**GIVEN EXERCISE:**
Copy every entry word for word, but skip the pictures.

Records from a collection:

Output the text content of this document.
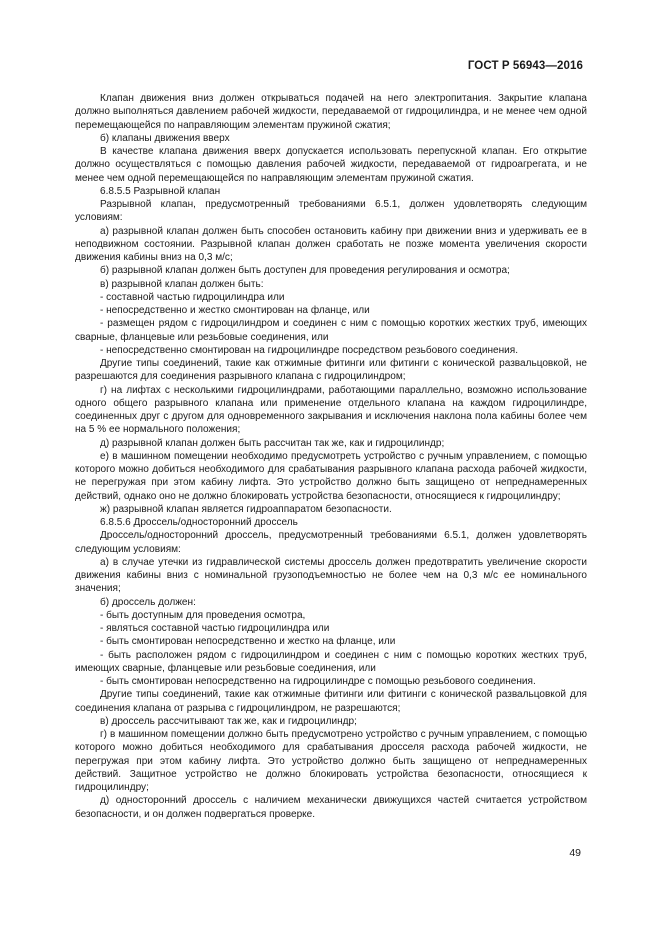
ГОСТ Р 56943—2016

Клапан движения вниз должен открываться подачей на него электропитания. Закрытие клапана должно выполняться давлением рабочей жидкости, передаваемой от гидроцилиндра, и не менее чем одной перемещающейся по направляющим элементам пружиной сжатия;

б) клапаны движения вверх

В качестве клапана движения вверх допускается использовать перепускной клапан. Его открытие должно осуществляться с помощью давления рабочей жидкости, передаваемой от гидроагрегата, и не менее чем одной перемещающейся по направляющим элементам пружиной сжатия.

6.8.5.5 Разрывной клапан

Разрывной клапан, предусмотренный требованиями 6.5.1, должен удовлетворять следующим условиям:

а) разрывной клапан должен быть способен остановить кабину при движении вниз и удерживать ее в неподвижном состоянии. Разрывной клапан должен сработать не позже момента увеличения скорости движения кабины вниз на 0,3 м/с;

б) разрывной клапан должен быть доступен для проведения регулирования и осмотра;

в) разрывной клапан должен быть:

- составной частью гидроцилиндра или

- непосредственно и жестко смонтирован на фланце, или

- размещен рядом с гидроцилиндром и соединен с ним с помощью коротких жестких труб, имеющих сварные, фланцевые или резьбовые соединения, или

- непосредственно смонтирован на гидроцилиндре посредством резьбового соединения.

Другие типы соединений, такие как отжимные фитинги или фитинги с конической развальцовкой, не разрешаются для соединения разрывного клапана с гидроцилиндром;

г) на лифтах с несколькими гидроцилиндрами, работающими параллельно, возможно использование одного общего разрывного клапана или применение отдельного клапана на каждом гидроцилиндре, соединенных друг с другом для одновременного закрывания и исключения наклона пола кабины более чем на 5 % ее нормального положения;

д) разрывной клапан должен быть рассчитан так же, как и гидроцилиндр;

е) в машинном помещении необходимо предусмотреть устройство с ручным управлением, с помощью которого можно добиться необходимого для срабатывания разрывного клапана расхода рабочей жидкости, не перегружая при этом кабину лифта. Это устройство должно быть защищено от непреднамеренных действий, однако оно не должно блокировать устройства безопасности, относящиеся к гидроцилиндру;

ж) разрывной клапан является гидроаппаратом безопасности.

6.8.5.6 Дроссель/односторонний дроссель

Дроссель/односторонний дроссель, предусмотренный требованиями 6.5.1, должен удовлетворять следующим условиям:

а) в случае утечки из гидравлической системы дроссель должен предотвратить увеличение скорости движения кабины вниз с номинальной грузоподъемностью не более чем на 0,3 м/с ее номинального значения;

б) дроссель должен:

- быть доступным для проведения осмотра,

- являться составной частью гидроцилиндра или

- быть смонтирован непосредственно и жестко на фланце, или

- быть расположен рядом с гидроцилиндром и соединен с ним с помощью коротких жестких труб, имеющих сварные, фланцевые или резьбовые соединения, или

- быть смонтирован непосредственно на гидроцилиндре с помощью резьбового соединения.

Другие типы соединений, такие как отжимные фитинги или фитинги с конической развальцовкой для соединения клапана от разрыва с гидроцилиндром, не разрешаются;

в) дроссель рассчитывают так же, как и гидроцилиндр;

г) в машинном помещении должно быть предусмотрено устройство с ручным управлением, с помощью которого можно добиться необходимого для срабатывания дросселя расхода рабочей жидкости, не перегружая при этом кабину лифта. Это устройство должно быть защищено от непреднамеренных действий. Защитное устройство не должно блокировать устройства безопасности, относящиеся к гидроцилиндру;

д) односторонний дроссель с наличием механически движущихся частей считается устройством безопасности, и он должен подвергаться проверке.

49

**TASK ANSWER:**
Output the text content of this document.
ГОСТ Р 56943—2016

Клапан движения вниз должен открываться подачей на него электропитания. Закрытие клапана должно выполняться давлением рабочей жидкости, передаваемой от гидроцилиндра, и не менее чем одной перемещающейся по направляющим элементам пружиной сжатия;

б) клапаны движения вверх

В качестве клапана движения вверх допускается использовать перепускной клапан. Его открытие должно осуществляться с помощью давления рабочей жидкости, передаваемой от гидроагрегата, и не менее чем одной перемещающейся по направляющим элементам пружиной сжатия.

6.8.5.5 Разрывной клапан

Разрывной клапан, предусмотренный требованиями 6.5.1, должен удовлетворять следующим условиям:

а) разрывной клапан должен быть способен остановить кабину при движении вниз и удерживать ее в неподвижном состоянии. Разрывной клапан должен сработать не позже момента увеличения скорости движения кабины вниз на 0,3 м/с;

б) разрывной клапан должен быть доступен для проведения регулирования и осмотра;

в) разрывной клапан должен быть:

- составной частью гидроцилиндра или

- непосредственно и жестко смонтирован на фланце, или

- размещен рядом с гидроцилиндром и соединен с ним с помощью коротких жестких труб, имеющих сварные, фланцевые или резьбовые соединения, или

- непосредственно смонтирован на гидроцилиндре посредством резьбового соединения.

Другие типы соединений, такие как отжимные фитинги или фитинги с конической развальцовкой, не разрешаются для соединения разрывного клапана с гидроцилиндром;

г) на лифтах с несколькими гидроцилиндрами, работающими параллельно, возможно использование одного общего разрывного клапана или применение отдельного клапана на каждом гидроцилиндре, соединенных друг с другом для одновременного закрывания и исключения наклона пола кабины более чем на 5 % ее нормального положения;

д) разрывной клапан должен быть рассчитан так же, как и гидроцилиндр;

е) в машинном помещении необходимо предусмотреть устройство с ручным управлением, с помощью которого можно добиться необходимого для срабатывания разрывного клапана расхода рабочей жидкости, не перегружая при этом кабину лифта. Это устройство должно быть защищено от непреднамеренных действий, однако оно не должно блокировать устройства безопасности, относящиеся к гидроцилиндру;

ж) разрывной клапан является гидроаппаратом безопасности.

6.8.5.6 Дроссель/односторонний дроссель

Дроссель/односторонний дроссель, предусмотренный требованиями 6.5.1, должен удовлетворять следующим условиям:

а) в случае утечки из гидравлической системы дроссель должен предотвратить увеличение скорости движения кабины вниз с номинальной грузоподъемностью не более чем на 0,3 м/с ее номинального значения;

б) дроссель должен:

- быть доступным для проведения осмотра,

- являться составной частью гидроцилиндра или

- быть смонтирован непосредственно и жестко на фланце, или

- быть расположен рядом с гидроцилиндром и соединен с ним с помощью коротких жестких труб, имеющих сварные, фланцевые или резьбовые соединения, или

- быть смонтирован непосредственно на гидроцилиндре с помощью резьбового соединения.

Другие типы соединений, такие как отжимные фитинги или фитинги с конической развальцовкой для соединения клапана от разрыва с гидроцилиндром, не разрешаются;

в) дроссель рассчитывают так же, как и гидроцилиндр;

г) в машинном помещении должно быть предусмотрено устройство с ручным управлением, с помощью которого можно добиться необходимого для срабатывания дросселя расхода рабочей жидкости, не перегружая при этом кабину лифта. Это устройство должно быть защищено от непреднамеренных действий. Защитное устройство не должно блокировать устройства безопасности, относящиеся к гидроцилиндру;

д) односторонний дроссель с наличием механически движущихся частей считается устройством безопасности, и он должен подвергаться проверке.

49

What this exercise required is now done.